#### [SHORT TASK]
Lay out the lines from the start through the one containing "legend-label: Assistent 'Logistiek': [834, 273, 1008, 293]", both included, as a Markdown table with the columns Row and Line. Number each row and leave out blank lines.

--- THE DATA ---

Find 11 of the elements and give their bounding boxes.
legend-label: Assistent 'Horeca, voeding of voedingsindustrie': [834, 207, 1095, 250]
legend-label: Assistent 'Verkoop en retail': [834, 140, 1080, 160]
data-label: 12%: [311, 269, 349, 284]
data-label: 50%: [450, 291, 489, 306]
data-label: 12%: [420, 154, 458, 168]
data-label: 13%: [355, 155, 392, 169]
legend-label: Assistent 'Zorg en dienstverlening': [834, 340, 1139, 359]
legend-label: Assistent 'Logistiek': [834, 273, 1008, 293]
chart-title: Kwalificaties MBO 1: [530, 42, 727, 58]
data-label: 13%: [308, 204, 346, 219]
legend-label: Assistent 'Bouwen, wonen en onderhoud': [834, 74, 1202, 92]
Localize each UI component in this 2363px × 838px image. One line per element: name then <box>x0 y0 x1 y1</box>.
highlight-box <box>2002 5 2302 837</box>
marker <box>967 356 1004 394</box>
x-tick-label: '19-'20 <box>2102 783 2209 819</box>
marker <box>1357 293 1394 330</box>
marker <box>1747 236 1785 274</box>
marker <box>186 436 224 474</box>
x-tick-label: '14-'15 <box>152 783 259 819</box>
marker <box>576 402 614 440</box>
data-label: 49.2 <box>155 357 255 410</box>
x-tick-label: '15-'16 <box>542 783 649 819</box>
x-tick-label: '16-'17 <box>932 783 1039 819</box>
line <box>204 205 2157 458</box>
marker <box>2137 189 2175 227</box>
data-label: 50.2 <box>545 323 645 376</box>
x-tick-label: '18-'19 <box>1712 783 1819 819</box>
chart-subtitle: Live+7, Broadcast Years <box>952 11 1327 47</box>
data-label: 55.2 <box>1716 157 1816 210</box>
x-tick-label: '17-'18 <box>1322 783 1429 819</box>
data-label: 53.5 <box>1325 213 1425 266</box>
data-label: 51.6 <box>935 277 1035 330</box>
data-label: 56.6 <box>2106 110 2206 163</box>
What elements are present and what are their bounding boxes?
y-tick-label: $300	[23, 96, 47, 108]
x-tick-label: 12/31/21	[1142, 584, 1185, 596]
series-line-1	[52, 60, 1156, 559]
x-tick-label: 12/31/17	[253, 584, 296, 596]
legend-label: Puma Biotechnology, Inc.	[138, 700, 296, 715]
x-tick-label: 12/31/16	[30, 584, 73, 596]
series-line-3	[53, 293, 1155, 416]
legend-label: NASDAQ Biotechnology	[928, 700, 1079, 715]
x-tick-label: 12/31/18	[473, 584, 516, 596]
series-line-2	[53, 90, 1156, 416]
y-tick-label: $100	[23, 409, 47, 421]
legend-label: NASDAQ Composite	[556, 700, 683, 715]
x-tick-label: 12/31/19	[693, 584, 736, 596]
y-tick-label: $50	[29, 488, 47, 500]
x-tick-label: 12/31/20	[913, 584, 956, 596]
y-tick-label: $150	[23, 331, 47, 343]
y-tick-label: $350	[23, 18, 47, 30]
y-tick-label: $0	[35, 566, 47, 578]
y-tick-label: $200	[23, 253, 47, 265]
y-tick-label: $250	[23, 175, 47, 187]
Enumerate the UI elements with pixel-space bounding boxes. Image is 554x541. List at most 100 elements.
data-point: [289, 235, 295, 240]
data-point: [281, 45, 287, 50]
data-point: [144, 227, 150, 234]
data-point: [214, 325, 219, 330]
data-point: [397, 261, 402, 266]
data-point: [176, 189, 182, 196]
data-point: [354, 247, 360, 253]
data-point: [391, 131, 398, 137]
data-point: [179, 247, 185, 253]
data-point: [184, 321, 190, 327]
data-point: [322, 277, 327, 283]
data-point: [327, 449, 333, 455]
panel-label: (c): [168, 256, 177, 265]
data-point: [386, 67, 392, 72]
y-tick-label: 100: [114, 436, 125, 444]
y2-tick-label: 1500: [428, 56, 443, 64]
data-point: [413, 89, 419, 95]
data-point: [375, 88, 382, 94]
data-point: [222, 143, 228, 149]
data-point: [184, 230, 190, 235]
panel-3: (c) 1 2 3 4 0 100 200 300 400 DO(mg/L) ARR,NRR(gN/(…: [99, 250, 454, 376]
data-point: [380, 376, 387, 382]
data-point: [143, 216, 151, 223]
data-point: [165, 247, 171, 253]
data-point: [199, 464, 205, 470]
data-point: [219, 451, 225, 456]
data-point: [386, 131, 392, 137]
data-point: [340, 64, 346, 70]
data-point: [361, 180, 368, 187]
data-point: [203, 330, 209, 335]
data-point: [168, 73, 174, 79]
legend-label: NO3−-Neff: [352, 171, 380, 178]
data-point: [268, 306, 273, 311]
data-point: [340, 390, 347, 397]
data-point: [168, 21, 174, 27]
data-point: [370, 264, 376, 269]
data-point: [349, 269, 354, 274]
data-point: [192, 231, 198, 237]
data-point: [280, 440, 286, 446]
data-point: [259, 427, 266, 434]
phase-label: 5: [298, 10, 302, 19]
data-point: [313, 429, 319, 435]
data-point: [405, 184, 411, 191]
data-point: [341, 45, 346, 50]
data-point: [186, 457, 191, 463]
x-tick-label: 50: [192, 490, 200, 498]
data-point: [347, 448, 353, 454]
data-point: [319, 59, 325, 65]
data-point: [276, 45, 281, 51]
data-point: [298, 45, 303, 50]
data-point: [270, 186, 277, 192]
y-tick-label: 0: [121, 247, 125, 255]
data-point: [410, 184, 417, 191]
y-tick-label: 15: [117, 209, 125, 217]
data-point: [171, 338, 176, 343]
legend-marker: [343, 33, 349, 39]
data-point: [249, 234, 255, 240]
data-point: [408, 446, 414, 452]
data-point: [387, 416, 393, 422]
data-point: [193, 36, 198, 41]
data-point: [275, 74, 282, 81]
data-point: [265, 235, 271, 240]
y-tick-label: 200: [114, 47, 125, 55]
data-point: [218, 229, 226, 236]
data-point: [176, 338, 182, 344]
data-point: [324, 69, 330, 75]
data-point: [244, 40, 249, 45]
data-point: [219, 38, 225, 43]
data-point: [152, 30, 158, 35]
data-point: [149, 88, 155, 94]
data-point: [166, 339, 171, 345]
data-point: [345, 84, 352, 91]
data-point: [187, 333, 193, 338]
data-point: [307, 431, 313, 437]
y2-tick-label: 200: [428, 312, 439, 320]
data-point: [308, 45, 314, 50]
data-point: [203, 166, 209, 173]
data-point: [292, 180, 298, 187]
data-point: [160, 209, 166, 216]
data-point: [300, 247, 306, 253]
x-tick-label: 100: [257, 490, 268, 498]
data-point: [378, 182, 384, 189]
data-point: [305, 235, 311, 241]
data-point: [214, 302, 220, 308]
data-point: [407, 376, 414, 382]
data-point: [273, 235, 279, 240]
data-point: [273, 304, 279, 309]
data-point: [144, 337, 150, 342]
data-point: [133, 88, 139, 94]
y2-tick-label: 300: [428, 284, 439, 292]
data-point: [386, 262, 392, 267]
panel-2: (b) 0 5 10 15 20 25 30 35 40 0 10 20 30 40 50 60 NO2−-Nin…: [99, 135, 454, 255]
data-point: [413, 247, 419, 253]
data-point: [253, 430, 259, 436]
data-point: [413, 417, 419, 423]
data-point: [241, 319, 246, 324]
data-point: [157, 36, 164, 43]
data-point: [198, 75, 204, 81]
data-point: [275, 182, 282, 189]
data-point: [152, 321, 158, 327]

---

#### [ANSWER TO THE EXERCISE]
| Row | Line |
|---|---|
| 1 | Find 11 of the elements and give their bounding boxes. |
| 2 | legend-label: Assistent 'Horeca, voeding of voedingsindustrie': [834, 207, 1095, 250] |
| 3 | legend-label: Assistent 'Verkoop en retail': [834, 140, 1080, 160] |
| 4 | data-label: 12%: [311, 269, 349, 284] |
| 5 | data-label: 50%: [450, 291, 489, 306] |
| 6 | data-label: 12%: [420, 154, 458, 168] |
| 7 | data-label: 13%: [355, 155, 392, 169] |
| 8 | legend-label: Assistent 'Zorg en dienstverlening': [834, 340, 1139, 359] |
| 9 | legend-label: Assistent 'Logistiek': [834, 273, 1008, 293] |